Direction: Retype everything in the listing, leaving each line exactly as it is.

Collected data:
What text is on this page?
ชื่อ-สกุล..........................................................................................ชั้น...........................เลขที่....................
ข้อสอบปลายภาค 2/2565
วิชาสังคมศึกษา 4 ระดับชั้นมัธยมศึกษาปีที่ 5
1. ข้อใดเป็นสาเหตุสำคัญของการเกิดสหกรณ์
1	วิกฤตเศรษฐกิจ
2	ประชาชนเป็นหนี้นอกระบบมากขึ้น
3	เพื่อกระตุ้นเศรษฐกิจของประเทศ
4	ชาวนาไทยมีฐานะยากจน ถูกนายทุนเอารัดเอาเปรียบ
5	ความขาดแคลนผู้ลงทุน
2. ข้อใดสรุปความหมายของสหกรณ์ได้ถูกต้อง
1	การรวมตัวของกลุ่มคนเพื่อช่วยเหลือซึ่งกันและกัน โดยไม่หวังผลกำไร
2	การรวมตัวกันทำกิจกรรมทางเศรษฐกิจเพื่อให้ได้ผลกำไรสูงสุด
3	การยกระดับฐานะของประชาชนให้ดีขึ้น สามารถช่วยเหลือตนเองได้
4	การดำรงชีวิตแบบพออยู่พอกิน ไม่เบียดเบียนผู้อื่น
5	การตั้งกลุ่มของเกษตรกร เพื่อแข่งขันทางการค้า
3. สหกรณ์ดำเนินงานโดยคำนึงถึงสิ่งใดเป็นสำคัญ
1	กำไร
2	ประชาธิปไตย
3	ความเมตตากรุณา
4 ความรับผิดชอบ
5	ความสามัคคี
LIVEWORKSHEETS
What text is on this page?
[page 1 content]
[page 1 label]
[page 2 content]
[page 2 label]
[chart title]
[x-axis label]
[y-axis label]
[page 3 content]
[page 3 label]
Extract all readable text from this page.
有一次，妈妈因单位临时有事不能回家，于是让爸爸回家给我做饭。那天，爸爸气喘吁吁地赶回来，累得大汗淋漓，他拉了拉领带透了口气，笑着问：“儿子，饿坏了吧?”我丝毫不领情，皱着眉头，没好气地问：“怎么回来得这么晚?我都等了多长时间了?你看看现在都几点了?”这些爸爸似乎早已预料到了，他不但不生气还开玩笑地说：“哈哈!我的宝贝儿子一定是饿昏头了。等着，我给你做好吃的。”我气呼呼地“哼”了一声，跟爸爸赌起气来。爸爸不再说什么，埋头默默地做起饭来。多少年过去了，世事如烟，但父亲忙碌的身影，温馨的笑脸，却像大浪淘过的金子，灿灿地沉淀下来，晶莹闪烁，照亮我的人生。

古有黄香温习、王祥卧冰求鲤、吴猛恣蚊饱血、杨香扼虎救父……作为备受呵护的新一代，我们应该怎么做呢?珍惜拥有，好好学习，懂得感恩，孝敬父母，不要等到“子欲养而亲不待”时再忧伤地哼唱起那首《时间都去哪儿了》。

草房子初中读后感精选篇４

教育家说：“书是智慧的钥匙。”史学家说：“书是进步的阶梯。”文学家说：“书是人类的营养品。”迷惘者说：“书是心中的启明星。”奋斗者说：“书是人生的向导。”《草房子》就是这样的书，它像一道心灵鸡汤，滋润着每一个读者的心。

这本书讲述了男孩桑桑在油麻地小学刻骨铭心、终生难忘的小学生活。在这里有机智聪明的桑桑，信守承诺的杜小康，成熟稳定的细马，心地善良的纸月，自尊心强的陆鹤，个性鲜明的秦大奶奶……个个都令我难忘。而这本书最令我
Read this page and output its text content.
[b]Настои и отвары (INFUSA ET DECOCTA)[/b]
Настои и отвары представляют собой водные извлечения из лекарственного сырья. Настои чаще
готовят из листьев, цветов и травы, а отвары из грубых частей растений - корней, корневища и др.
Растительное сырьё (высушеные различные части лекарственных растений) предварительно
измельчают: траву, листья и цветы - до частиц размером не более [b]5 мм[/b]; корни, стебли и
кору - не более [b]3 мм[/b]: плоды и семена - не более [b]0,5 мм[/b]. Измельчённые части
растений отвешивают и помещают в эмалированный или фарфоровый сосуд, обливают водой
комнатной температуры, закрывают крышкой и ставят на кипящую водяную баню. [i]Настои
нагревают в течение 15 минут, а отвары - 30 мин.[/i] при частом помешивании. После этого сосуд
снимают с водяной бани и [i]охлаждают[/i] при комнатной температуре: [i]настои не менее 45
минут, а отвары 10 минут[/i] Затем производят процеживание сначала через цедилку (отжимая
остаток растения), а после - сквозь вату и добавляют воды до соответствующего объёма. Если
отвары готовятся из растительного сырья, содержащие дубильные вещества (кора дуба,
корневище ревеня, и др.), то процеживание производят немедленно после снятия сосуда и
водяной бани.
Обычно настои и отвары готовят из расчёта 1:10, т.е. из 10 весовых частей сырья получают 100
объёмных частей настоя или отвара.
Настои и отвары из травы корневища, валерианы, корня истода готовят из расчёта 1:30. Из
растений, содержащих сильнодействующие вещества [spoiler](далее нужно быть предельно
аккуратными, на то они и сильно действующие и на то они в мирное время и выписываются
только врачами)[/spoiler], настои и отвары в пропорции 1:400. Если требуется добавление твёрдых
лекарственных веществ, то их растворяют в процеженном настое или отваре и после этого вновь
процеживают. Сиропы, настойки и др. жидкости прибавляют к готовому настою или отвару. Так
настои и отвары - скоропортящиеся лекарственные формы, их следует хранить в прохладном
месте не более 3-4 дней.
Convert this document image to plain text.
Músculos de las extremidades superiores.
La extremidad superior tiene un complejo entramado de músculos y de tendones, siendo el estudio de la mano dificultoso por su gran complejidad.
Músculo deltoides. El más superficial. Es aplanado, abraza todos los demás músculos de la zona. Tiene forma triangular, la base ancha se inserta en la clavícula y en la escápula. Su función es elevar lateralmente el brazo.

Solution to this exercise:
What text is on this page?
ชื่อ-สกุล..........................................................................................ชั้น...........................เลขที่....................
ข้อสอบปลายภาค 2/2565
วิชาสังคมศึกษา 4 ระดับชั้นมัธยมศึกษาปีที่ 5
1. ข้อใดเป็นสาเหตุสำคัญของการเกิดสหกรณ์
1	วิกฤตเศรษฐกิจ
2	ประชาชนเป็นหนี้นอกระบบมากขึ้น
3	เพื่อกระตุ้นเศรษฐกิจของประเทศ
4	ชาวนาไทยมีฐานะยากจน ถูกนายทุนเอารัดเอาเปรียบ
5	ความขาดแคลนผู้ลงทุน
2. ข้อใดสรุปความหมายของสหกรณ์ได้ถูกต้อง
1	การรวมตัวของกลุ่มคนเพื่อช่วยเหลือซึ่งกันและกัน โดยไม่หวังผลกำไร
2	การรวมตัวกันทำกิจกรรมทางเศรษฐกิจเพื่อให้ได้ผลกำไรสูงสุด
3	การยกระดับฐานะของประชาชนให้ดีขึ้น สามารถช่วยเหลือตนเองได้
4	การดำรงชีวิตแบบพออยู่พอกิน ไม่เบียดเบียนผู้อื่น
5	การตั้งกลุ่มของเกษตรกร เพื่อแข่งขันทางการค้า
3. สหกรณ์ดำเนินงานโดยคำนึงถึงสิ่งใดเป็นสำคัญ
1	กำไร
2	ประชาธิปไตย
3	ความเมตตากรุณา
4 ความรับผิดชอบ
5	ความสามัคคี
LIVEWORKSHEETS
What text is on this page?
[page 1 content]
[page 1 label]
[page 2 content]
[page 2 label]
[chart title]
[x-axis label]
[y-axis label]
[page 3 content]
[page 3 label]
Extract all readable text from this page.
有一次，妈妈因单位临时有事不能回家，于是让爸爸回家给我做饭。那天，爸爸气喘吁吁地赶回来，累得大汗淋漓，他拉了拉领带透了口气，笑着问：“儿子，饿坏了吧?”我丝毫不领情，皱着眉头，没好气地问：“怎么回来得这么晚?我都等了多长时间了?你看看现在都几点了?”这些爸爸似乎早已预料到了，他不但不生气还开玩笑地说：“哈哈!我的宝贝儿子一定是饿昏头了。等着，我给你做好吃的。”我气呼呼地“哼”了一声，跟爸爸赌起气来。爸爸不再说什么，埋头默默地做起饭来。多少年过去了，世事如烟，但父亲忙碌的身影，温馨的笑脸，却像大浪淘过的金子，灿灿地沉淀下来，晶莹闪烁，照亮我的人生。

古有黄香温习、王祥卧冰求鲤、吴猛恣蚊饱血、杨香扼虎救父……作为备受呵护的新一代，我们应该怎么做呢?珍惜拥有，好好学习，懂得感恩，孝敬父母，不要等到“子欲养而亲不待”时再忧伤地哼唱起那首《时间都去哪儿了》。

草房子初中读后感精选篇４

教育家说：“书是智慧的钥匙。”史学家说：“书是进步的阶梯。”文学家说：“书是人类的营养品。”迷惘者说：“书是心中的启明星。”奋斗者说：“书是人生的向导。”《草房子》就是这样的书，它像一道心灵鸡汤，滋润着每一个读者的心。

这本书讲述了男孩桑桑在油麻地小学刻骨铭心、终生难忘的小学生活。在这里有机智聪明的桑桑，信守承诺的杜小康，成熟稳定的细马，心地善良的纸月，自尊心强的陆鹤，个性鲜明的秦大奶奶……个个都令我难忘。而这本书最令我
Read this page and output its text content.
[b]Настои и отвары (INFUSA ET DECOCTA)[/b]
Настои и отвары представляют собой водные извлечения из лекарственного сырья. Настои чаще
готовят из листьев, цветов и травы, а отвары из грубых частей растений - корней, корневища и др.
Растительное сырьё (высушеные различные части лекарственных растений) предварительно
измельчают: траву, листья и цветы - до частиц размером не более [b]5 мм[/b]; корни, стебли и
кору - не более [b]3 мм[/b]: плоды и семена - не более [b]0,5 мм[/b]. Измельчённые части
растений отвешивают и помещают в эмалированный или фарфоровый сосуд, обливают водой
комнатной температуры, закрывают крышкой и ставят на кипящую водяную баню. [i]Настои
нагревают в течение 15 минут, а отвары - 30 мин.[/i] при частом помешивании. После этого сосуд
снимают с водяной бани и [i]охлаждают[/i] при комнатной температуре: [i]настои не менее 45
минут, а отвары 10 минут[/i] Затем производят процеживание сначала через цедилку (отжимая
остаток растения), а после - сквозь вату и добавляют воды до соответствующего объёма. Если
отвары готовятся из растительного сырья, содержащие дубильные вещества (кора дуба,
корневище ревеня, и др.), то процеживание производят немедленно после снятия сосуда и
водяной бани.
Обычно настои и отвары готовят из расчёта 1:10, т.е. из 10 весовых частей сырья получают 100
объёмных частей настоя или отвара.
Настои и отвары из травы корневища, валерианы, корня истода готовят из расчёта 1:30. Из
растений, содержащих сильнодействующие вещества [spoiler](далее нужно быть предельно
аккуратными, на то они и сильно действующие и на то они в мирное время и выписываются
только врачами)[/spoiler], настои и отвары в пропорции 1:400. Если требуется добавление твёрдых
лекарственных веществ, то их растворяют в процеженном настое или отваре и после этого вновь
процеживают. Сиропы, настойки и др. жидкости прибавляют к готовому настою или отвару. Так
настои и отвары - скоропортящиеся лекарственные формы, их следует хранить в прохладном
месте не более 3-4 дней.
Convert this document image to plain text.
Músculos de las extremidades superiores.
La extremidad superior tiene un complejo entramado de músculos y de tendones, siendo el estudio de la mano dificultoso por su gran complejidad.
Músculo deltoides. El más superficial. Es aplanado, abraza todos los demás músculos de la zona. Tiene forma triangular, la base ancha se inserta en la clavícula y en la escápula. Su función es elevar lateralmente el brazo.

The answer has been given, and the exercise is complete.